Keep the pictures out and restate every record exactly.

--------------------

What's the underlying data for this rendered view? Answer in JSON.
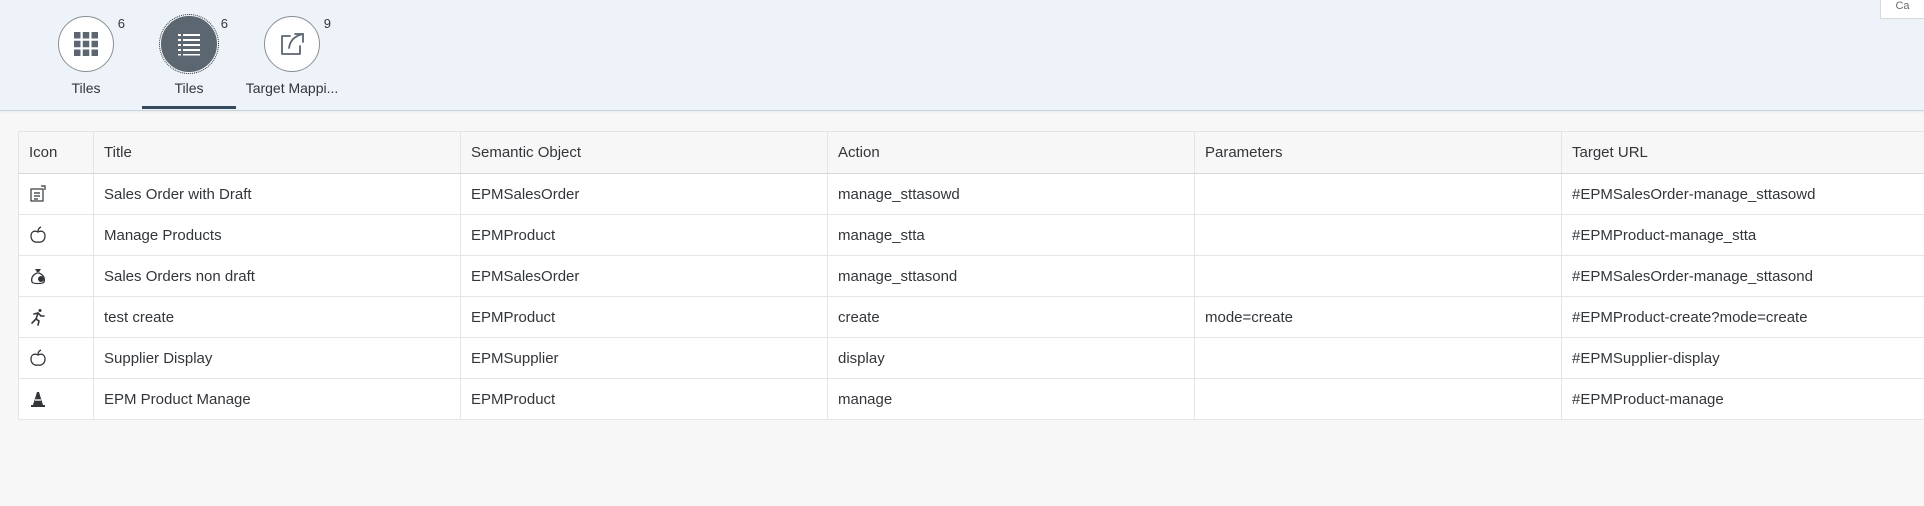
{
  "corner": {
    "label": "Ca"
  },
  "tabs": [
    {
      "label": "Tiles",
      "count": "6",
      "icon": "grid-icon",
      "selected": false
    },
    {
      "label": "Tiles",
      "count": "6",
      "icon": "list-icon",
      "selected": true
    },
    {
      "label": "Target Mappi...",
      "count": "9",
      "icon": "share-icon",
      "selected": false
    }
  ],
  "table": {
    "headers": [
      "Icon",
      "Title",
      "Semantic Object",
      "Action",
      "Parameters",
      "Target URL"
    ],
    "rows": [
      {
        "icon": "sales-order-icon",
        "title": "Sales Order with Draft",
        "semantic_object": "EPMSalesOrder",
        "action": "manage_sttasowd",
        "parameters": "",
        "target_url": "#EPMSalesOrder-manage_sttasowd"
      },
      {
        "icon": "apple-icon",
        "title": "Manage Products",
        "semantic_object": "EPMProduct",
        "action": "manage_stta",
        "parameters": "",
        "target_url": "#EPMProduct-manage_stta"
      },
      {
        "icon": "money-bag-icon",
        "title": "Sales Orders non draft",
        "semantic_object": "EPMSalesOrder",
        "action": "manage_sttasond",
        "parameters": "",
        "target_url": "#EPMSalesOrder-manage_sttasond"
      },
      {
        "icon": "running-person-icon",
        "title": "test create",
        "semantic_object": "EPMProduct",
        "action": "create",
        "parameters": "mode=create",
        "target_url": "#EPMProduct-create?mode=create"
      },
      {
        "icon": "apple-icon",
        "title": "Supplier Display",
        "semantic_object": "EPMSupplier",
        "action": "display",
        "parameters": "",
        "target_url": "#EPMSupplier-display"
      },
      {
        "icon": "traffic-cone-icon",
        "title": "EPM Product Manage",
        "semantic_object": "EPMProduct",
        "action": "manage",
        "parameters": "",
        "target_url": "#EPMProduct-manage"
      }
    ]
  }
}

--------------------

*EXERCISE ANSWER:*
What's the underlying data for this rendered view? Answer in JSON.
{
  "corner": {
    "label": "Ca"
  },
  "tabs": [
    {
      "label": "Tiles",
      "count": "6",
      "icon": "grid-icon",
      "selected": false
    },
    {
      "label": "Tiles",
      "count": "6",
      "icon": "list-icon",
      "selected": true
    },
    {
      "label": "Target Mappi...",
      "count": "9",
      "icon": "share-icon",
      "selected": false
    }
  ],
  "table": {
    "headers": [
      "Icon",
      "Title",
      "Semantic Object",
      "Action",
      "Parameters",
      "Target URL"
    ],
    "rows": [
      {
        "icon": "sales-order-icon",
        "title": "Sales Order with Draft",
        "semantic_object": "EPMSalesOrder",
        "action": "manage_sttasowd",
        "parameters": "",
        "target_url": "#EPMSalesOrder-manage_sttasowd"
      },
      {
        "icon": "apple-icon",
        "title": "Manage Products",
        "semantic_object": "EPMProduct",
        "action": "manage_stta",
        "parameters": "",
        "target_url": "#EPMProduct-manage_stta"
      },
      {
        "icon": "money-bag-icon",
        "title": "Sales Orders non draft",
        "semantic_object": "EPMSalesOrder",
        "action": "manage_sttasond",
        "parameters": "",
        "target_url": "#EPMSalesOrder-manage_sttasond"
      },
      {
        "icon": "running-person-icon",
        "title": "test create",
        "semantic_object": "EPMProduct",
        "action": "create",
        "parameters": "mode=create",
        "target_url": "#EPMProduct-create?mode=create"
      },
      {
        "icon": "apple-icon",
        "title": "Supplier Display",
        "semantic_object": "EPMSupplier",
        "action": "display",
        "parameters": "",
        "target_url": "#EPMSupplier-display"
      },
      {
        "icon": "traffic-cone-icon",
        "title": "EPM Product Manage",
        "semantic_object": "EPMProduct",
        "action": "manage",
        "parameters": "",
        "target_url": "#EPMProduct-manage"
      }
    ]
  }
}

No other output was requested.